■ Records that describe figures:
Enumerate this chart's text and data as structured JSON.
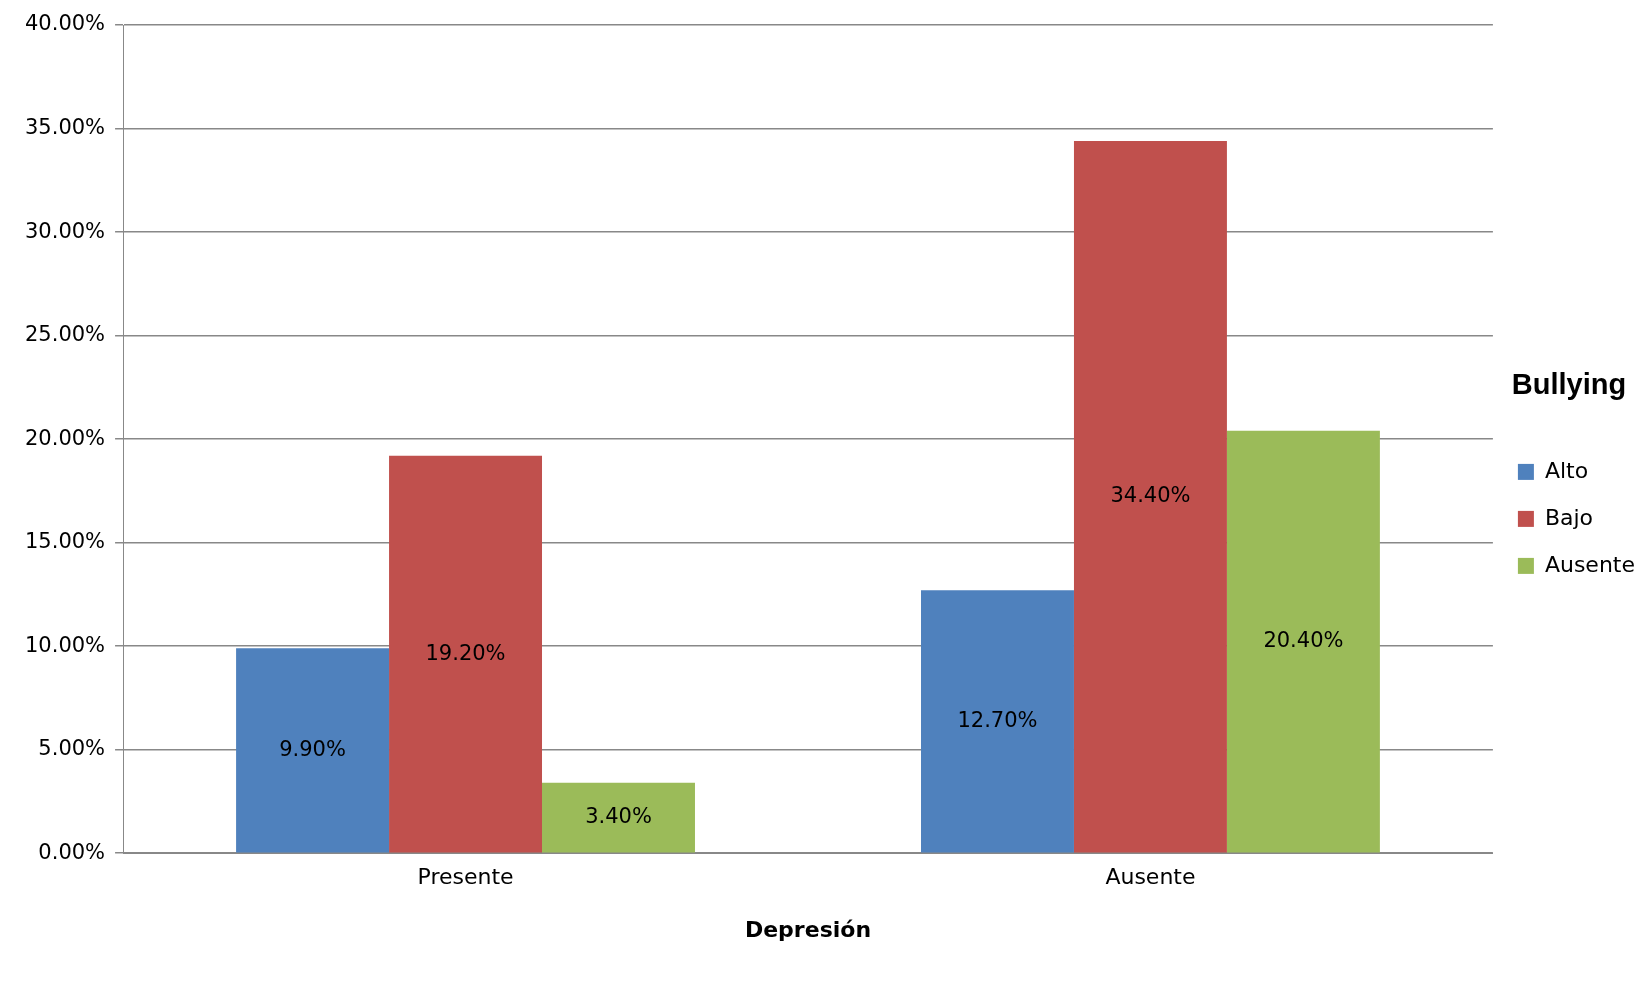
{
  "chart_data": {
    "type": "bar",
    "xlabel": "Depresión",
    "legend_title": "Bullying",
    "legend": "right",
    "grid": "y",
    "categories": [
      "Presente",
      "Ausente"
    ],
    "ylim": [
      0,
      40
    ],
    "yticks": [
      {
        "value": 0,
        "label": "0.00%"
      },
      {
        "value": 5,
        "label": "5.00%"
      },
      {
        "value": 10,
        "label": "10.00%"
      },
      {
        "value": 15,
        "label": "15.00%"
      },
      {
        "value": 20,
        "label": "20.00%"
      },
      {
        "value": 25,
        "label": "25.00%"
      },
      {
        "value": 30,
        "label": "30.00%"
      },
      {
        "value": 35,
        "label": "35.00%"
      },
      {
        "value": 40,
        "label": "40.00%"
      }
    ],
    "series": [
      {
        "name": "Alto",
        "color": "#4f81bd",
        "values": [
          9.9,
          12.7
        ],
        "value_labels": [
          "9.90%",
          "12.70%"
        ]
      },
      {
        "name": "Bajo",
        "color": "#c0504d",
        "values": [
          19.2,
          34.4
        ],
        "value_labels": [
          "19.20%",
          "34.40%"
        ]
      },
      {
        "name": "Ausente",
        "color": "#9bbb59",
        "values": [
          3.4,
          20.4
        ],
        "value_labels": [
          "3.40%",
          "20.40%"
        ]
      }
    ]
  }
}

■ What needs to be done: Make a word-for-word copy of the entries, without any pictures.

■ Result:
Enumerate this chart's text and data as structured JSON.
{
  "chart_data": {
    "type": "bar",
    "xlabel": "Depresión",
    "legend_title": "Bullying",
    "legend": "right",
    "grid": "y",
    "categories": [
      "Presente",
      "Ausente"
    ],
    "ylim": [
      0,
      40
    ],
    "yticks": [
      {
        "value": 0,
        "label": "0.00%"
      },
      {
        "value": 5,
        "label": "5.00%"
      },
      {
        "value": 10,
        "label": "10.00%"
      },
      {
        "value": 15,
        "label": "15.00%"
      },
      {
        "value": 20,
        "label": "20.00%"
      },
      {
        "value": 25,
        "label": "25.00%"
      },
      {
        "value": 30,
        "label": "30.00%"
      },
      {
        "value": 35,
        "label": "35.00%"
      },
      {
        "value": 40,
        "label": "40.00%"
      }
    ],
    "series": [
      {
        "name": "Alto",
        "color": "#4f81bd",
        "values": [
          9.9,
          12.7
        ],
        "value_labels": [
          "9.90%",
          "12.70%"
        ]
      },
      {
        "name": "Bajo",
        "color": "#c0504d",
        "values": [
          19.2,
          34.4
        ],
        "value_labels": [
          "19.20%",
          "34.40%"
        ]
      },
      {
        "name": "Ausente",
        "color": "#9bbb59",
        "values": [
          3.4,
          20.4
        ],
        "value_labels": [
          "3.40%",
          "20.40%"
        ]
      }
    ]
  }
}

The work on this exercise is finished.